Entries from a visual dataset

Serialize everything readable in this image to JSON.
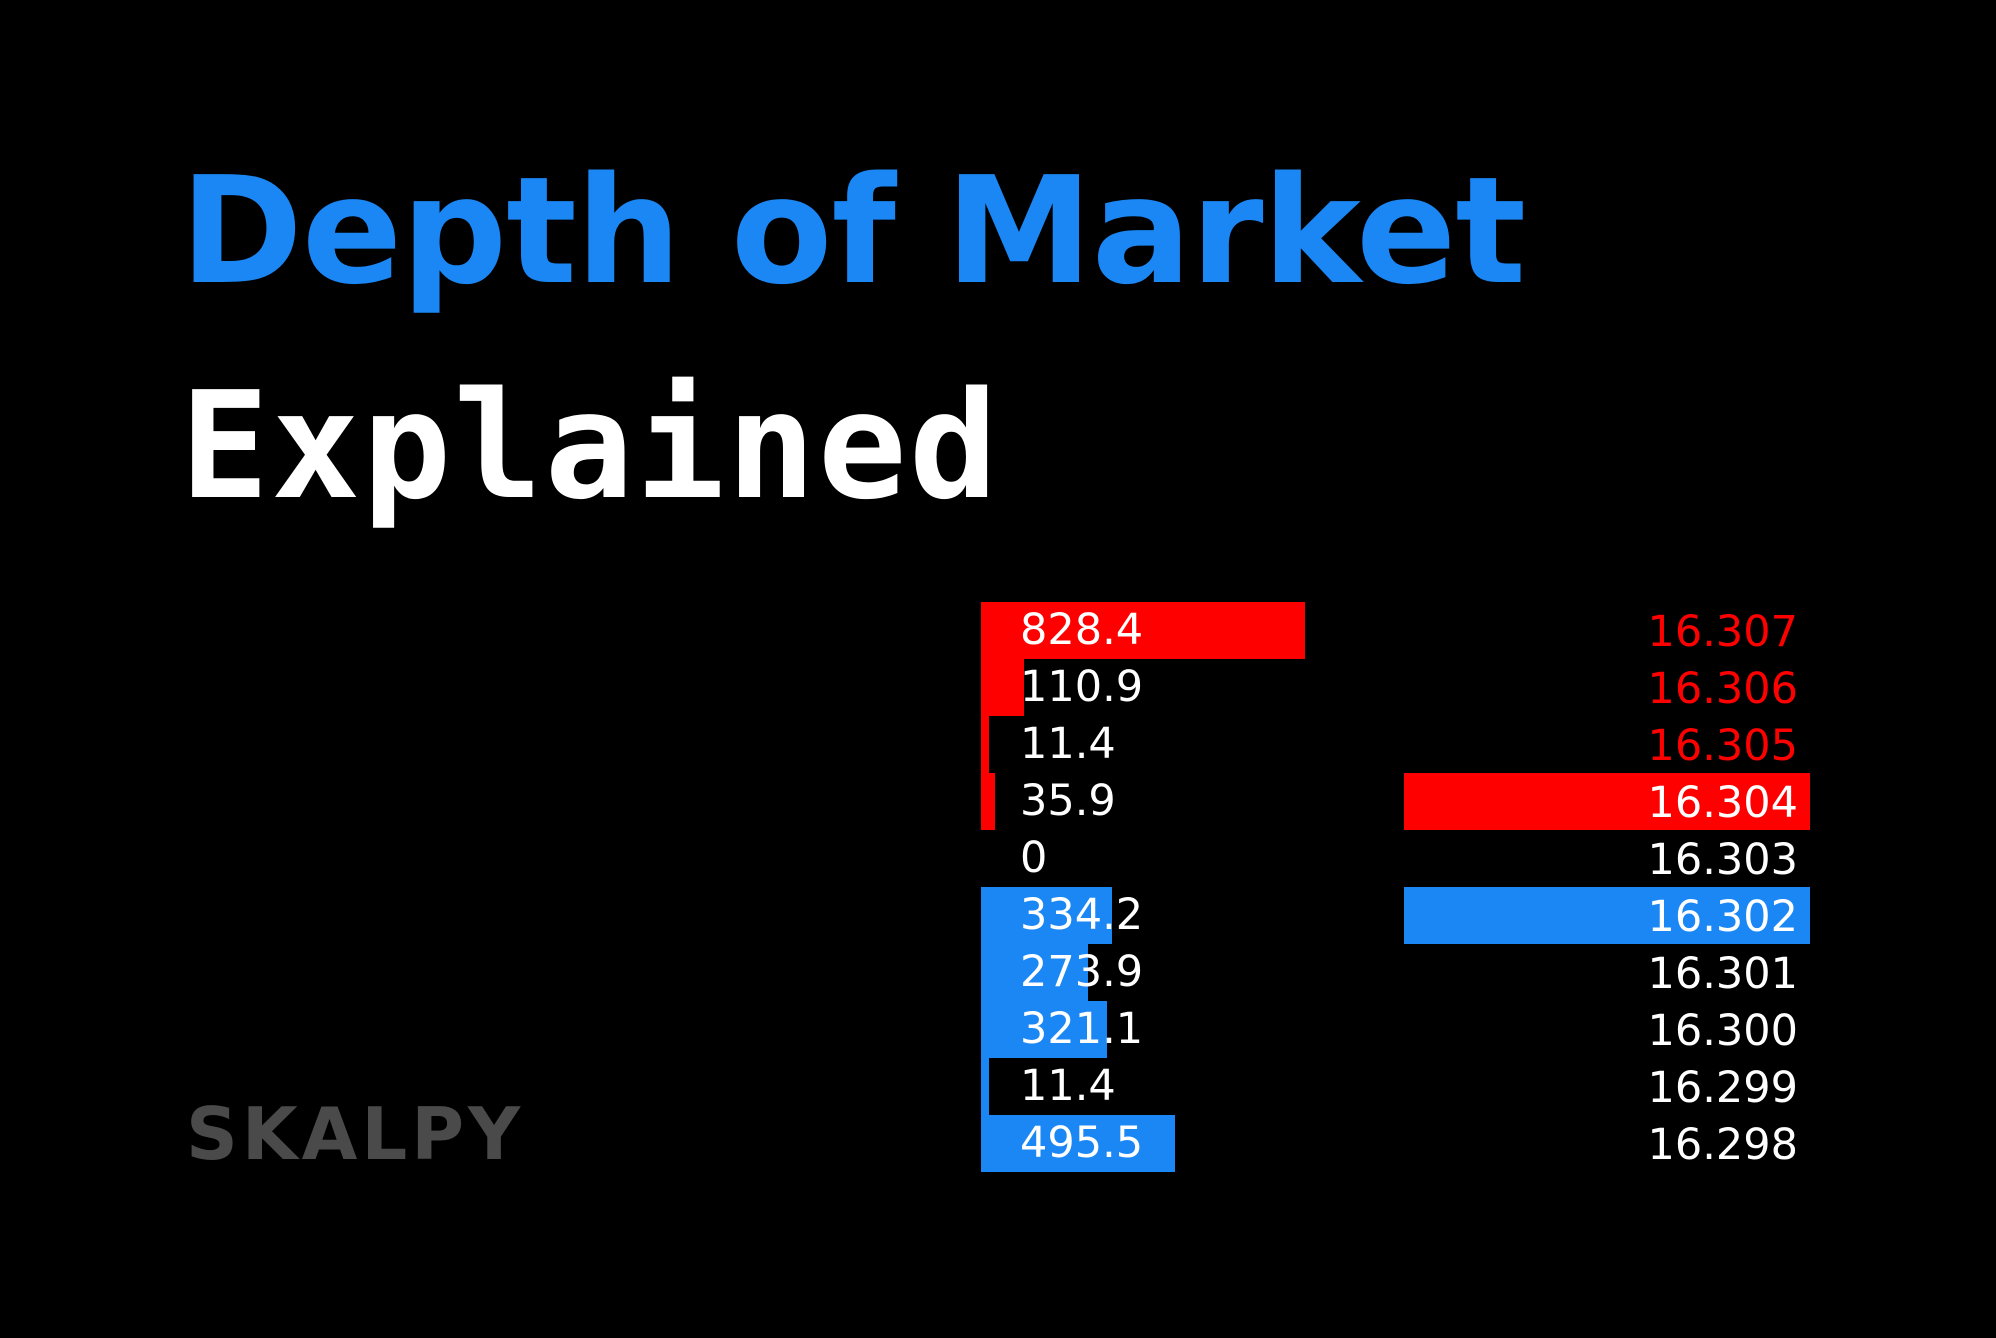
{
  "header": {
    "title": "Depth of Market",
    "subtitle": "Explained"
  },
  "brand": {
    "name": "SKALPY"
  },
  "colors": {
    "title": "#1a87f5",
    "ask": "#ff0000",
    "bid": "#1a87f5",
    "neutral_text": "#ffffff",
    "brand": "#4a4a4a",
    "background": "#000000"
  },
  "order_book": {
    "rows": [
      {
        "volume": "828.4",
        "price": "16.307",
        "side": "ask",
        "volume_fraction": 1.0,
        "highlight": ""
      },
      {
        "volume": "110.9",
        "price": "16.306",
        "side": "ask",
        "volume_fraction": 0.134,
        "highlight": ""
      },
      {
        "volume": "11.4",
        "price": "16.305",
        "side": "ask",
        "volume_fraction": 0.014,
        "highlight": ""
      },
      {
        "volume": "35.9",
        "price": "16.304",
        "side": "ask",
        "volume_fraction": 0.043,
        "highlight": "ask"
      },
      {
        "volume": "0",
        "price": "16.303",
        "side": "none",
        "volume_fraction": 0,
        "highlight": ""
      },
      {
        "volume": "334.2",
        "price": "16.302",
        "side": "bid",
        "volume_fraction": 0.403,
        "highlight": "bid"
      },
      {
        "volume": "273.9",
        "price": "16.301",
        "side": "bid",
        "volume_fraction": 0.331,
        "highlight": ""
      },
      {
        "volume": "321.1",
        "price": "16.300",
        "side": "bid",
        "volume_fraction": 0.388,
        "highlight": ""
      },
      {
        "volume": "11.4",
        "price": "16.299",
        "side": "bid",
        "volume_fraction": 0.014,
        "highlight": ""
      },
      {
        "volume": "495.5",
        "price": "16.298",
        "side": "bid",
        "volume_fraction": 0.598,
        "highlight": ""
      }
    ]
  }
}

● EXERCISE: Give back all entries exactly. No pictures belong in the copy.

● CORRECT ANSWER:
Serialize everything readable in this image to JSON.
{
  "header": {
    "title": "Depth of Market",
    "subtitle": "Explained"
  },
  "brand": {
    "name": "SKALPY"
  },
  "colors": {
    "title": "#1a87f5",
    "ask": "#ff0000",
    "bid": "#1a87f5",
    "neutral_text": "#ffffff",
    "brand": "#4a4a4a",
    "background": "#000000"
  },
  "order_book": {
    "rows": [
      {
        "volume": "828.4",
        "price": "16.307",
        "side": "ask",
        "volume_fraction": 1.0,
        "highlight": ""
      },
      {
        "volume": "110.9",
        "price": "16.306",
        "side": "ask",
        "volume_fraction": 0.134,
        "highlight": ""
      },
      {
        "volume": "11.4",
        "price": "16.305",
        "side": "ask",
        "volume_fraction": 0.014,
        "highlight": ""
      },
      {
        "volume": "35.9",
        "price": "16.304",
        "side": "ask",
        "volume_fraction": 0.043,
        "highlight": "ask"
      },
      {
        "volume": "0",
        "price": "16.303",
        "side": "none",
        "volume_fraction": 0,
        "highlight": ""
      },
      {
        "volume": "334.2",
        "price": "16.302",
        "side": "bid",
        "volume_fraction": 0.403,
        "highlight": "bid"
      },
      {
        "volume": "273.9",
        "price": "16.301",
        "side": "bid",
        "volume_fraction": 0.331,
        "highlight": ""
      },
      {
        "volume": "321.1",
        "price": "16.300",
        "side": "bid",
        "volume_fraction": 0.388,
        "highlight": ""
      },
      {
        "volume": "11.4",
        "price": "16.299",
        "side": "bid",
        "volume_fraction": 0.014,
        "highlight": ""
      },
      {
        "volume": "495.5",
        "price": "16.298",
        "side": "bid",
        "volume_fraction": 0.598,
        "highlight": ""
      }
    ]
  }
}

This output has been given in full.